--- Begin ---

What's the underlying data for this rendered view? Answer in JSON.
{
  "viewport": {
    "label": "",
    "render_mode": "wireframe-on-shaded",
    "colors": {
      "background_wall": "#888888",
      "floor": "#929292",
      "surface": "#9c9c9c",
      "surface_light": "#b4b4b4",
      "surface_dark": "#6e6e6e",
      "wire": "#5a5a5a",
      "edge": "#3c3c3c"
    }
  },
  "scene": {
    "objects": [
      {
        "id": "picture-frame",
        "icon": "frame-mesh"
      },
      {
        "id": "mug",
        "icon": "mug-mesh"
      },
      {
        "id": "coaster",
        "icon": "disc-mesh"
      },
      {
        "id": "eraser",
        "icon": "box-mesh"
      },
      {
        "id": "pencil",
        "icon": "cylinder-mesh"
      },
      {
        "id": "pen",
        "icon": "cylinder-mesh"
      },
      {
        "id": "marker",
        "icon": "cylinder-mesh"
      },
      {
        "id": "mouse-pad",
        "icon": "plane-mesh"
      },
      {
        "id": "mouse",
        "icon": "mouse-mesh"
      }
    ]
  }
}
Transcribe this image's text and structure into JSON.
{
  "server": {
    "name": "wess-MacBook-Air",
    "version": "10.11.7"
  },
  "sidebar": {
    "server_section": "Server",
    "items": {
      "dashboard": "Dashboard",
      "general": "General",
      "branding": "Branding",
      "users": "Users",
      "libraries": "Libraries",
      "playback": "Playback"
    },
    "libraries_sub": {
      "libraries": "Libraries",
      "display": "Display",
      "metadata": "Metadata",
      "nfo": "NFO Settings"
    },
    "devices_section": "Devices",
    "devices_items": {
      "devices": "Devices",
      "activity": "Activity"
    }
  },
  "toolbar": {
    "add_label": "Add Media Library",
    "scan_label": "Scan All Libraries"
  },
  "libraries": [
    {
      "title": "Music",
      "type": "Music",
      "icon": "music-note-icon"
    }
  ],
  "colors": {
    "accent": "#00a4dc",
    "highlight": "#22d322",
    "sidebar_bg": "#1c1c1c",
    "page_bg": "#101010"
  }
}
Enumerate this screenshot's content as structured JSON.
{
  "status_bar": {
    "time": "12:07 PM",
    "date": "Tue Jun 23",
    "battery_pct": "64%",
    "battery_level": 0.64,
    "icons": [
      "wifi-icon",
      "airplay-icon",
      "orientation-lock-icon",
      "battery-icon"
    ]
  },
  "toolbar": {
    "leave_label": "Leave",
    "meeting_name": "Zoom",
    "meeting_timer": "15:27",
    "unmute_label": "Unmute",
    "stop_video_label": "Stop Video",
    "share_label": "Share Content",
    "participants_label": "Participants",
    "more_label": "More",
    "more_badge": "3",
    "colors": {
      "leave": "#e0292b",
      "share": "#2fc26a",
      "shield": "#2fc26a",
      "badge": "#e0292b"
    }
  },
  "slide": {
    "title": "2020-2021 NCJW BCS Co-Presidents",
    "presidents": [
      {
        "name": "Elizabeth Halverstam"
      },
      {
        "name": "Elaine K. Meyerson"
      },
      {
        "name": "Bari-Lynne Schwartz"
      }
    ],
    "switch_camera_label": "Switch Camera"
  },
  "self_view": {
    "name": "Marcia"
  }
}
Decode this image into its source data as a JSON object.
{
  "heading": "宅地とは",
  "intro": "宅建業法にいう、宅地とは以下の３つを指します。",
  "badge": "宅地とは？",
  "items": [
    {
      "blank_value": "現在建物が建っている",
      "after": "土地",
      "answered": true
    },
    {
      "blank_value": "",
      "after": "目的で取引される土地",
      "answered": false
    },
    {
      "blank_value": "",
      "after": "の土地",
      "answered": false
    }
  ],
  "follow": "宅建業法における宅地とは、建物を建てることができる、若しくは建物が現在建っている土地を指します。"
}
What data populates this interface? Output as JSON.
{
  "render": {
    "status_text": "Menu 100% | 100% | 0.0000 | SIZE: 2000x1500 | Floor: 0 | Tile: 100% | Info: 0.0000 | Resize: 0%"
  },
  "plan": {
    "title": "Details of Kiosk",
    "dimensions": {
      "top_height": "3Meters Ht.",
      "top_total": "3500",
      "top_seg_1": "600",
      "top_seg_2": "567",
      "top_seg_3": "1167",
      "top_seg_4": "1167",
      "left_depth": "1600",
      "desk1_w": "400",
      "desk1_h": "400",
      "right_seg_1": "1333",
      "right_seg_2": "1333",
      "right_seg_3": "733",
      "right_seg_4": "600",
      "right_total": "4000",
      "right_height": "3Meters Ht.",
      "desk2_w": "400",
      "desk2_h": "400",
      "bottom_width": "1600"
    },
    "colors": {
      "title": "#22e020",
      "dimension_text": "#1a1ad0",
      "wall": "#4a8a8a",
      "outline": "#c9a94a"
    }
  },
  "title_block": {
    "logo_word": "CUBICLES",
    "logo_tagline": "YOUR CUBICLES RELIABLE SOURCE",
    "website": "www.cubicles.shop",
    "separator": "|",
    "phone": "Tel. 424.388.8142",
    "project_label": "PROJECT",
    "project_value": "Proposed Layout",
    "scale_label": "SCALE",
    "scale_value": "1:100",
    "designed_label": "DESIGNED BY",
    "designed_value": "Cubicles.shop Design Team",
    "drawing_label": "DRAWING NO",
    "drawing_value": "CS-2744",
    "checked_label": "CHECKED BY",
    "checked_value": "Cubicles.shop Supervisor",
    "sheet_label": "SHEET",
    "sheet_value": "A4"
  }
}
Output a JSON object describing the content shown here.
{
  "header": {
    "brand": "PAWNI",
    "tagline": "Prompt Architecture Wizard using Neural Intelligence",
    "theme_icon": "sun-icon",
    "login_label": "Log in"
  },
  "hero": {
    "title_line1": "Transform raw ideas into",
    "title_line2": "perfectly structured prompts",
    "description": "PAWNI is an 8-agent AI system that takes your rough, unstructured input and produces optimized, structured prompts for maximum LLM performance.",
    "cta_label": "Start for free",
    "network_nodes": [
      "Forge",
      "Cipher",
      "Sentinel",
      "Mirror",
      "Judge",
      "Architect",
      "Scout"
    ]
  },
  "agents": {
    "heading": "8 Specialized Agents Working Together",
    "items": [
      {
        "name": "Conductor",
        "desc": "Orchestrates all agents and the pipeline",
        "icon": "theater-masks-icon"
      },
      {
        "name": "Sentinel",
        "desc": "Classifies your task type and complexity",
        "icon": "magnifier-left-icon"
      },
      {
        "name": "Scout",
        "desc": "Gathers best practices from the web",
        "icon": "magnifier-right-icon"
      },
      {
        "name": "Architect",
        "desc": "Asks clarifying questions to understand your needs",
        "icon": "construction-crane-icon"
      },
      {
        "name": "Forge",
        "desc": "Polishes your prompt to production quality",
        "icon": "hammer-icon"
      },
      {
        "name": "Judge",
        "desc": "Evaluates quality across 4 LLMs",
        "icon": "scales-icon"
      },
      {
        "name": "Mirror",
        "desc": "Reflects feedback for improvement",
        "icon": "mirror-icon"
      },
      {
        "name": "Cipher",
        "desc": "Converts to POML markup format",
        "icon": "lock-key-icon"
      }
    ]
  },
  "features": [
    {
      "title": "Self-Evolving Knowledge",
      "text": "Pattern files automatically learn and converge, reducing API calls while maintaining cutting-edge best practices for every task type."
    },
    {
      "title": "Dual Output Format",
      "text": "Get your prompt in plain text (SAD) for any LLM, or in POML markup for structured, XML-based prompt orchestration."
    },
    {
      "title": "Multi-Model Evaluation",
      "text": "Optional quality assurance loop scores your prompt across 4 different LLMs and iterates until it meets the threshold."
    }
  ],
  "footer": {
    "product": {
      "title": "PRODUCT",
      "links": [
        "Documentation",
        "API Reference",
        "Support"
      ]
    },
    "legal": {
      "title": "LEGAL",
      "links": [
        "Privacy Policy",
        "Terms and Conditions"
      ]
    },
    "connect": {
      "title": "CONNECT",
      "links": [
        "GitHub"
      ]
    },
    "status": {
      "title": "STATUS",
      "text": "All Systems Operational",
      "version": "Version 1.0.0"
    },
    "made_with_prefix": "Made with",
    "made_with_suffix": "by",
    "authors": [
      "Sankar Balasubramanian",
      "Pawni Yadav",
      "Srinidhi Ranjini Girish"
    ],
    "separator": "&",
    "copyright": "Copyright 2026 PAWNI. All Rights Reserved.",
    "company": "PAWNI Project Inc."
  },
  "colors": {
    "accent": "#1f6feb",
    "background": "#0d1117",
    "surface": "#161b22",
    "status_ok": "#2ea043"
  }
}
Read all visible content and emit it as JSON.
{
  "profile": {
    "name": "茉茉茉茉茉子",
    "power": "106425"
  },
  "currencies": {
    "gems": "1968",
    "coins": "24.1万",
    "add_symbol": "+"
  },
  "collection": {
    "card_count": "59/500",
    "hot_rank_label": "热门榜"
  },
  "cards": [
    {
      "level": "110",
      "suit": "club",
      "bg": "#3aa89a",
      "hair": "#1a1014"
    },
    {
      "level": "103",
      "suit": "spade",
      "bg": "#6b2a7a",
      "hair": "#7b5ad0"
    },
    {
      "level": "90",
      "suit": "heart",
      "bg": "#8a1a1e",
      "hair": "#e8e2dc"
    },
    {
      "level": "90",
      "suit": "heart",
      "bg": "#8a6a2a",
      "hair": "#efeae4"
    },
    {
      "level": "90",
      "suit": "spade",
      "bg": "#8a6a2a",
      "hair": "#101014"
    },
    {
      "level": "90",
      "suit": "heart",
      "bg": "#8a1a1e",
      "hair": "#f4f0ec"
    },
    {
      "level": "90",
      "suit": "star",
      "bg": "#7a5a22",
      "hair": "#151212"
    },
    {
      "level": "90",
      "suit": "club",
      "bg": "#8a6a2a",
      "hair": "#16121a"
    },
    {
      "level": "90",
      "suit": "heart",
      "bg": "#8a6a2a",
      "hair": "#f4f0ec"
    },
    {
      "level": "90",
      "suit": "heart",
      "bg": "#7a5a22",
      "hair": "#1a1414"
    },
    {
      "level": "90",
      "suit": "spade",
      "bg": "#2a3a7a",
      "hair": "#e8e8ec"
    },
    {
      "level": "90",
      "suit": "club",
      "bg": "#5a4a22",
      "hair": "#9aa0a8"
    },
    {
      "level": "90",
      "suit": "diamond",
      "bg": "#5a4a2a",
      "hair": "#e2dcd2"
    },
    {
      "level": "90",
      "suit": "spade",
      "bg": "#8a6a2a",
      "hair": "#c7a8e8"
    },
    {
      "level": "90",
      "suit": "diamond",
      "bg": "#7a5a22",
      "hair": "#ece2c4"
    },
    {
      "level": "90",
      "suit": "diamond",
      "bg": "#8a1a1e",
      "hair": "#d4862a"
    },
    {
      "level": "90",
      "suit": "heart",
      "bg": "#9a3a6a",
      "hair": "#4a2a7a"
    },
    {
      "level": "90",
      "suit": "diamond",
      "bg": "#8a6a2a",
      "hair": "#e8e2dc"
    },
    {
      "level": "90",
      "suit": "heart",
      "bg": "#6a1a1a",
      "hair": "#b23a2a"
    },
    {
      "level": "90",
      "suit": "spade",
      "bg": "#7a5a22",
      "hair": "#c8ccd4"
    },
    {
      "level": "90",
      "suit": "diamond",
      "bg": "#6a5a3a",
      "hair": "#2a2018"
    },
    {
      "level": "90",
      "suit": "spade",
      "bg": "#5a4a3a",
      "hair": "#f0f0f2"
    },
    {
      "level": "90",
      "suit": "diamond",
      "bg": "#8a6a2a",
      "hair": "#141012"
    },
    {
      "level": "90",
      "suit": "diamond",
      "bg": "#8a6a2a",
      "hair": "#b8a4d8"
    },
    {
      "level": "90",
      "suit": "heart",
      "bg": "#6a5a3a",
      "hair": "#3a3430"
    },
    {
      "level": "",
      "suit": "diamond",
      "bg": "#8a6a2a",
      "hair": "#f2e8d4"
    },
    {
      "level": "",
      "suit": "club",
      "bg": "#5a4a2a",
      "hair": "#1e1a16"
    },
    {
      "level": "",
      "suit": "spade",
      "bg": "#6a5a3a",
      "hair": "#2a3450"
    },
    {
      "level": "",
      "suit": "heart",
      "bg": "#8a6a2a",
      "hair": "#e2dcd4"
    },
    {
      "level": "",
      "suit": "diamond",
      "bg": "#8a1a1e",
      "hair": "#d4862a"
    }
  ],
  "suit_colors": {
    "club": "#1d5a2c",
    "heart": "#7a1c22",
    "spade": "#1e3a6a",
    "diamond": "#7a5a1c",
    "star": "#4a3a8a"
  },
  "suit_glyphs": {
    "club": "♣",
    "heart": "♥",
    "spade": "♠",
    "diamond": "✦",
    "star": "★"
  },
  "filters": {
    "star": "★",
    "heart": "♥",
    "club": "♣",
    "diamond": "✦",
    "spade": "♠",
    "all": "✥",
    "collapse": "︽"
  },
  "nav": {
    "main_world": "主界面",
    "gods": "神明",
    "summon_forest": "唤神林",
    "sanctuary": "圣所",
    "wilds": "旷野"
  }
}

--- End ---

== WORK TO BE COMPLETED ==
Search the records for the word "JSON" and copy every line where it occurs.

== RESULT OF THE EXERCISE ==
What's the underlying data for this rendered view? Answer in JSON.
Transcribe this image's text and structure into JSON.
Enumerate this screenshot's content as structured JSON.
Decode this image into its source data as a JSON object.
What data populates this interface? Output as JSON.
Output a JSON object describing the content shown here.
Read all visible content and emit it as JSON.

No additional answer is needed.